--- begin ---
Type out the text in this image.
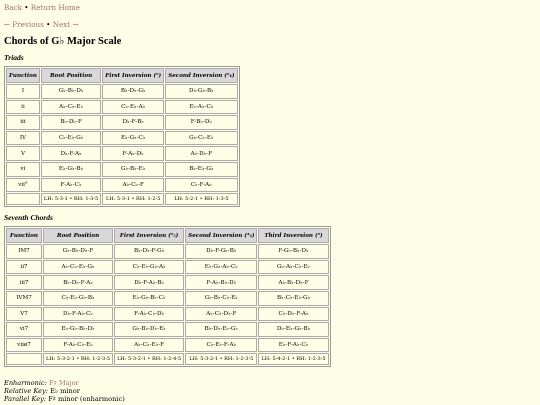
Back • Return Home
← Previous • Next →
Chords of G♭ Major Scale
Triads
Function	Root Position	First Inversion (⁶)	Second Inversion (⁶₄)
I	G♭-B♭-D♭	B♭-D♭-G♭	D♭-G♭-B♭
ii	A♭-C♭-E♭	C♭-E♭-A♭	E♭-A♭-C♭
iii	B♭-D♭-F	D♭-F-B♭	F-B♭-D♭
IV	C♭-E♭-G♭	E♭-G♭-C♭	G♭-C♭-E♭
V	D♭-F-A♭	F-A♭-D♭	A♭-D♭-F
vi	E♭-G♭-B♭	G♭-B♭-E♭	B♭-E♭-G♭
vii°	F-A♭-C♭	A♭-C♭-F	C♭-F-A♭
	LH: 5-3-1 • RH: 1-3-5	LH: 5-3-1 • RH: 1-2-5	LH: 5-2-1 • RH: 1-3-5
Seventh Chords
Function	Root Position	First Inversion (⁶₅)	Second Inversion (⁴₃)	Third Inversion (²)
IM7	G♭-B♭-D♭-F	B♭-D♭-F-G♭	D♭-F-G♭-B♭	F-G♭-B♭-D♭
ii7	A♭-C♭-E♭-G♭	C♭-E♭-G♭-A♭	E♭-G♭-A♭-C♭	G♭-A♭-C♭-E♭
iii7	B♭-D♭-F-A♭	D♭-F-A♭-B♭	F-A♭-B♭-D♭	A♭-B♭-D♭-F
IVM7	C♭-E♭-G♭-B♭	E♭-G♭-B♭-C♭	G♭-B♭-C♭-E♭	B♭-C♭-E♭-G♭
V7	D♭-F-A♭-C♭	F-A♭-C♭-D♭	A♭-C♭-D♭-F	C♭-D♭-F-A♭
vi7	E♭-G♭-B♭-D♭	G♭-B♭-D♭-E♭	B♭-D♭-E♭-G♭	D♭-E♭-G♭-B♭
viiø7	F-A♭-C♭-E♭	A♭-C♭-E♭-F	C♭-E♭-F-A♭	E♭-F-A♭-C♭
	LH: 5-3-2-1 • RH: 1-2-3-5	LH: 5-3-2-1 • RH: 1-2-4-5	LH: 5-3-2-1 • RH: 1-2-3-5	LH: 5-4-2-1 • RH: 1-2-3-5
Enharmonic: F♯ Major
Relative Key: E♭ minor
Parallel Key: F♯ minor (enharmonic)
--- end ---
- [WORK TO BE COMPLETED] Every line above should be repeated exactly; pictures stay out of the copy.

- [EXPECTED OUTPUT]
Type out the text in this image.
Back • Return Home
← Previous • Next →
Chords of G♭ Major Scale
Triads
Function	Root Position	First Inversion (⁶)	Second Inversion (⁶₄)
I	G♭-B♭-D♭	B♭-D♭-G♭	D♭-G♭-B♭
ii	A♭-C♭-E♭	C♭-E♭-A♭	E♭-A♭-C♭
iii	B♭-D♭-F	D♭-F-B♭	F-B♭-D♭
IV	C♭-E♭-G♭	E♭-G♭-C♭	G♭-C♭-E♭
V	D♭-F-A♭	F-A♭-D♭	A♭-D♭-F
vi	E♭-G♭-B♭	G♭-B♭-E♭	B♭-E♭-G♭
vii°	F-A♭-C♭	A♭-C♭-F	C♭-F-A♭
	LH: 5-3-1 • RH: 1-3-5	LH: 5-3-1 • RH: 1-2-5	LH: 5-2-1 • RH: 1-3-5
Seventh Chords
Function	Root Position	First Inversion (⁶₅)	Second Inversion (⁴₃)	Third Inversion (²)
IM7	G♭-B♭-D♭-F	B♭-D♭-F-G♭	D♭-F-G♭-B♭	F-G♭-B♭-D♭
ii7	A♭-C♭-E♭-G♭	C♭-E♭-G♭-A♭	E♭-G♭-A♭-C♭	G♭-A♭-C♭-E♭
iii7	B♭-D♭-F-A♭	D♭-F-A♭-B♭	F-A♭-B♭-D♭	A♭-B♭-D♭-F
IVM7	C♭-E♭-G♭-B♭	E♭-G♭-B♭-C♭	G♭-B♭-C♭-E♭	B♭-C♭-E♭-G♭
V7	D♭-F-A♭-C♭	F-A♭-C♭-D♭	A♭-C♭-D♭-F	C♭-D♭-F-A♭
vi7	E♭-G♭-B♭-D♭	G♭-B♭-D♭-E♭	B♭-D♭-E♭-G♭	D♭-E♭-G♭-B♭
viiø7	F-A♭-C♭-E♭	A♭-C♭-E♭-F	C♭-E♭-F-A♭	E♭-F-A♭-C♭
	LH: 5-3-2-1 • RH: 1-2-3-5	LH: 5-3-2-1 • RH: 1-2-4-5	LH: 5-3-2-1 • RH: 1-2-3-5	LH: 5-4-2-1 • RH: 1-2-3-5
Enharmonic: F♯ Major
Relative Key: E♭ minor
Parallel Key: F♯ minor (enharmonic)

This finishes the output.